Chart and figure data
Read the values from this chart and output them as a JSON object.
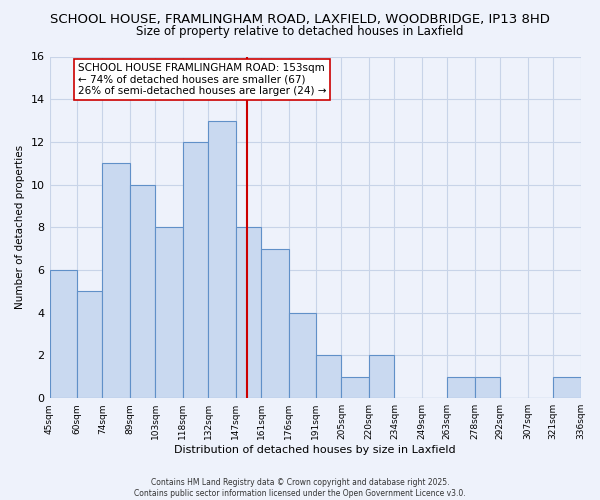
{
  "title": "SCHOOL HOUSE, FRAMLINGHAM ROAD, LAXFIELD, WOODBRIDGE, IP13 8HD",
  "subtitle": "Size of property relative to detached houses in Laxfield",
  "xlabel": "Distribution of detached houses by size in Laxfield",
  "ylabel": "Number of detached properties",
  "bins": [
    45,
    60,
    74,
    89,
    103,
    118,
    132,
    147,
    161,
    176,
    191,
    205,
    220,
    234,
    249,
    263,
    278,
    292,
    307,
    321,
    336
  ],
  "bin_labels": [
    "45sqm",
    "60sqm",
    "74sqm",
    "89sqm",
    "103sqm",
    "118sqm",
    "132sqm",
    "147sqm",
    "161sqm",
    "176sqm",
    "191sqm",
    "205sqm",
    "220sqm",
    "234sqm",
    "249sqm",
    "263sqm",
    "278sqm",
    "292sqm",
    "307sqm",
    "321sqm",
    "336sqm"
  ],
  "counts": [
    6,
    5,
    11,
    10,
    8,
    12,
    13,
    8,
    7,
    4,
    2,
    1,
    2,
    0,
    0,
    1,
    1,
    0,
    0,
    1,
    0
  ],
  "bar_color": "#c9d9f0",
  "bar_edge_color": "#6090c8",
  "vline_x": 153,
  "vline_color": "#cc0000",
  "annotation_text": "SCHOOL HOUSE FRAMLINGHAM ROAD: 153sqm\n← 74% of detached houses are smaller (67)\n26% of semi-detached houses are larger (24) →",
  "annotation_box_color": "#ffffff",
  "annotation_box_edge": "#cc0000",
  "ylim": [
    0,
    16
  ],
  "yticks": [
    0,
    2,
    4,
    6,
    8,
    10,
    12,
    14,
    16
  ],
  "footer_line1": "Contains HM Land Registry data © Crown copyright and database right 2025.",
  "footer_line2": "Contains public sector information licensed under the Open Government Licence v3.0.",
  "background_color": "#eef2fb",
  "plot_bg_color": "#eef2fb",
  "grid_color": "#c8d4e8",
  "title_fontsize": 9.5,
  "subtitle_fontsize": 8.5,
  "annotation_fontsize": 7.5
}
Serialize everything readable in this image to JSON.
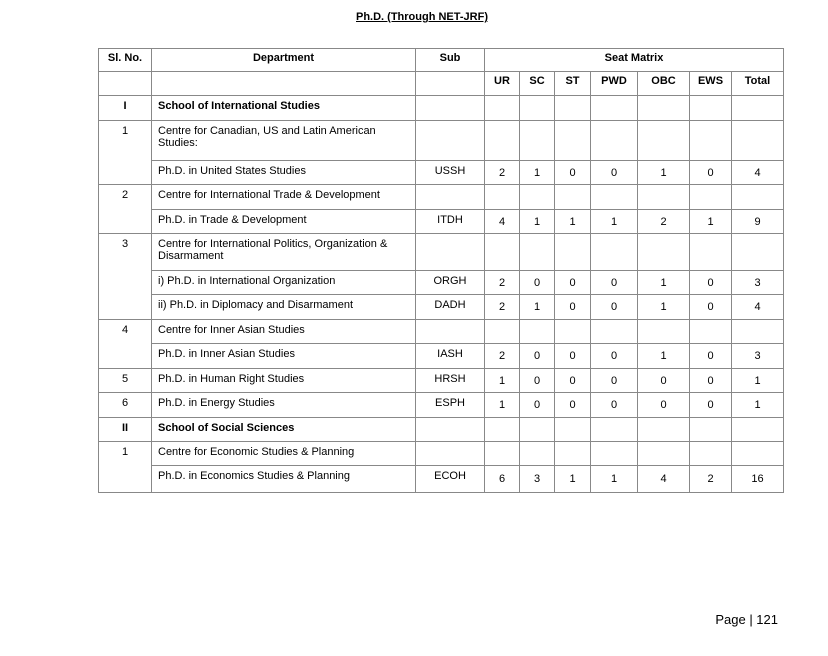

Exercise description » Go through the material above and copy each line that has the word "Contains".

Finished answer »
  "footer_line1": "Contains HM Land Registry data © Crown copyright and database right 2025.",
  "footer_line2": "Contains public sector information licensed under the Open Government Licence v3.0.",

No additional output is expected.